§ **Task prompt**:
Which lines have the string "panel"? Copy all of them from the entries below.

# START OF Dataset rows

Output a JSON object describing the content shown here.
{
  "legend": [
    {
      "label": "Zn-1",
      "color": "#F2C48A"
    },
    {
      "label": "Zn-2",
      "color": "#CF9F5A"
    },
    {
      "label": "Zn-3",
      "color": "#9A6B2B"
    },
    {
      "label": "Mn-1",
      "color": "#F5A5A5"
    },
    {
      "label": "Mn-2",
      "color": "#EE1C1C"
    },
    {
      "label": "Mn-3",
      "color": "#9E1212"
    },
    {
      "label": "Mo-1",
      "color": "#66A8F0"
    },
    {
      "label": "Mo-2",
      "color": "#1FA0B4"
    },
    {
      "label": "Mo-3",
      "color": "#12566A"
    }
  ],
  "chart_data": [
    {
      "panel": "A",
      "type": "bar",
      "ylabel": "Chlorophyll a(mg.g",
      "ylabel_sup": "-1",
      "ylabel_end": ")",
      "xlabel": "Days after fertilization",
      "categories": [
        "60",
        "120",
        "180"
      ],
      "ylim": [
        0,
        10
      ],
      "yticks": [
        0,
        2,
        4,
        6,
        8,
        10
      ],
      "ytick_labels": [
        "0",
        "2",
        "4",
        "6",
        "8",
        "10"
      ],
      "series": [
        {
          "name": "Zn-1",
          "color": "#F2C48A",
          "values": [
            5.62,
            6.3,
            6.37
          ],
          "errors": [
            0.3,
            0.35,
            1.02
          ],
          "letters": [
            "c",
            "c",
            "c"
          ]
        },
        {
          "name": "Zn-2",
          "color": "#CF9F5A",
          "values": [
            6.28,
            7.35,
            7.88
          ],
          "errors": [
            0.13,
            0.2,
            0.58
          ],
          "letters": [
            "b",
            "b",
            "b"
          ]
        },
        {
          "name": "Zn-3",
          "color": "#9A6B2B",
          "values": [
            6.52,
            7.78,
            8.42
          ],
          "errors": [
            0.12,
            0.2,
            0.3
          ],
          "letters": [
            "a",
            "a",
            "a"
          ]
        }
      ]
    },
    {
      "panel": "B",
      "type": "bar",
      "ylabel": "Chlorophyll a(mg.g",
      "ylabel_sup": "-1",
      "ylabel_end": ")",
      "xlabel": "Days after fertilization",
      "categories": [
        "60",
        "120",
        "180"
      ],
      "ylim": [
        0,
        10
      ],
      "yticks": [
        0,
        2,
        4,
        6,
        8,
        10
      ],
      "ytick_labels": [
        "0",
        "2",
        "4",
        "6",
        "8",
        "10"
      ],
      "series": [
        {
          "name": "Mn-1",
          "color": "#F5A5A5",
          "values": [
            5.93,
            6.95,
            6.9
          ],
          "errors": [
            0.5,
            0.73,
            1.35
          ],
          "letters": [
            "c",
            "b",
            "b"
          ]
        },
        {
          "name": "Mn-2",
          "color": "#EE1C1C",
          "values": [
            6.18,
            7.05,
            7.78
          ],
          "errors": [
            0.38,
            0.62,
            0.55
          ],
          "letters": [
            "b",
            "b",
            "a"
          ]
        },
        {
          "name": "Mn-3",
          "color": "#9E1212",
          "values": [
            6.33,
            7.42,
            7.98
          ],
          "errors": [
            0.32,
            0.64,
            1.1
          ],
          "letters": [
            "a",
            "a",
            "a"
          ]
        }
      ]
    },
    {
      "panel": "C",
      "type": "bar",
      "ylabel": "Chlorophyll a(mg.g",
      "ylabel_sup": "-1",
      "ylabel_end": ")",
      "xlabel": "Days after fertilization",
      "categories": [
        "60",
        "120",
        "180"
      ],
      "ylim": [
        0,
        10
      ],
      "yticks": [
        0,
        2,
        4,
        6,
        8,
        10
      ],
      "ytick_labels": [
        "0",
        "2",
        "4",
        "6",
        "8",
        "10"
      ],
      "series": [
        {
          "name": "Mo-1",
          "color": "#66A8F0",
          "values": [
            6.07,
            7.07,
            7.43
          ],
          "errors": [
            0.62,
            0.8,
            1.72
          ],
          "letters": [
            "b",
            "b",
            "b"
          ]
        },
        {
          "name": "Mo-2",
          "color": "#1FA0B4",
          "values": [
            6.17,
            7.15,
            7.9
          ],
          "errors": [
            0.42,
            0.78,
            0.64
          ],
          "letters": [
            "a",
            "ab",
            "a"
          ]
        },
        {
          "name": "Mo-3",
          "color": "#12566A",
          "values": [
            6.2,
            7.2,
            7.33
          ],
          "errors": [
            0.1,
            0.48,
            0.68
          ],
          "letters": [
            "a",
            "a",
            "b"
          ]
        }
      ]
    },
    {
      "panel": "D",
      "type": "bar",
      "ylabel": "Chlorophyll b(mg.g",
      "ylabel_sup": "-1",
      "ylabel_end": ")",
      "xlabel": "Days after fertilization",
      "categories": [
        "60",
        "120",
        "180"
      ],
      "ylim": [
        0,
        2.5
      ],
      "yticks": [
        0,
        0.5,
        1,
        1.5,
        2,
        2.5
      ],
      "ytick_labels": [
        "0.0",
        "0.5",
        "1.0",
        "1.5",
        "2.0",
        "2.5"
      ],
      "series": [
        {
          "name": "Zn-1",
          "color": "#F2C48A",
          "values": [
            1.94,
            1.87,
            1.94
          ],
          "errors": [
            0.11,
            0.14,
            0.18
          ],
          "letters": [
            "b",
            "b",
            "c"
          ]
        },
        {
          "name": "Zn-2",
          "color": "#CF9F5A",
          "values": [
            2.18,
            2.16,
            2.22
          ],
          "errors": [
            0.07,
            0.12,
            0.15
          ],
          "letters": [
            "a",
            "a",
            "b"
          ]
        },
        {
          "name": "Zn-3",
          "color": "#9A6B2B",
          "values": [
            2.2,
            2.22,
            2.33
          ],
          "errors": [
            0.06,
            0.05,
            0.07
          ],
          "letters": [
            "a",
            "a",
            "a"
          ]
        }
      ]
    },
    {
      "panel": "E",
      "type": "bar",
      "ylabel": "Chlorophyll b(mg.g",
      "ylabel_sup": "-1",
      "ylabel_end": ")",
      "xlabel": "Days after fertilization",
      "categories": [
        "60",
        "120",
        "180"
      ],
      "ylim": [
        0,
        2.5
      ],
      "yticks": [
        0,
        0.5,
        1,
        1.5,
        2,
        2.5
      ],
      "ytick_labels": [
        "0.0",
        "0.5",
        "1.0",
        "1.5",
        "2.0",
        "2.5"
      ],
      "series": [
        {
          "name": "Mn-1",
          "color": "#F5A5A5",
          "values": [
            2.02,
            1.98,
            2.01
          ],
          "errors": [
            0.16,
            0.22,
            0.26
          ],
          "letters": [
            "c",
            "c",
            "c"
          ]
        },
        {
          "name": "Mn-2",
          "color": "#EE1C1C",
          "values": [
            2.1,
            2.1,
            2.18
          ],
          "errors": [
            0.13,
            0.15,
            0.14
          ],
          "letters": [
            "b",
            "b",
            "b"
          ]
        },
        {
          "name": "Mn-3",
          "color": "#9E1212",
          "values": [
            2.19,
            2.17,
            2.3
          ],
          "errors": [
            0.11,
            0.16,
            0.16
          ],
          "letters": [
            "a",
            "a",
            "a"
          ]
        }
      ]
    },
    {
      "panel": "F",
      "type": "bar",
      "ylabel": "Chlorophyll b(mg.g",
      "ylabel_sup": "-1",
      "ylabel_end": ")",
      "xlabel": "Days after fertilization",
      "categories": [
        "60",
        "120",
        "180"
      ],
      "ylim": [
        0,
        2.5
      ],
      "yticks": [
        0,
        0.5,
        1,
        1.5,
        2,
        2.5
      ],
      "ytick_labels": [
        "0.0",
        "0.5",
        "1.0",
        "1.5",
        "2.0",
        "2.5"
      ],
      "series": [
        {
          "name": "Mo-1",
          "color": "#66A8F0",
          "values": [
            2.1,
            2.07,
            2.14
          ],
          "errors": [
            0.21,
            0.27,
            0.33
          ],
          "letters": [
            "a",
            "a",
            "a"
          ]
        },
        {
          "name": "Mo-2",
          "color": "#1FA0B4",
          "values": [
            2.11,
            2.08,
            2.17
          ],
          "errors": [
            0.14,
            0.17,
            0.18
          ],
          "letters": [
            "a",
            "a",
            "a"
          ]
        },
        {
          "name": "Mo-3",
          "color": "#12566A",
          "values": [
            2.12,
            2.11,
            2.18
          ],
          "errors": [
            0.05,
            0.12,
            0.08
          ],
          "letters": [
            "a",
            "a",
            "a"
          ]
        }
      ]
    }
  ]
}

# END OF Dataset rows

§ **Solution for this exercise**:
      "panel": "A",
      "panel": "B",
      "panel": "C",
      "panel": "D",
      "panel": "E",
      "panel": "F",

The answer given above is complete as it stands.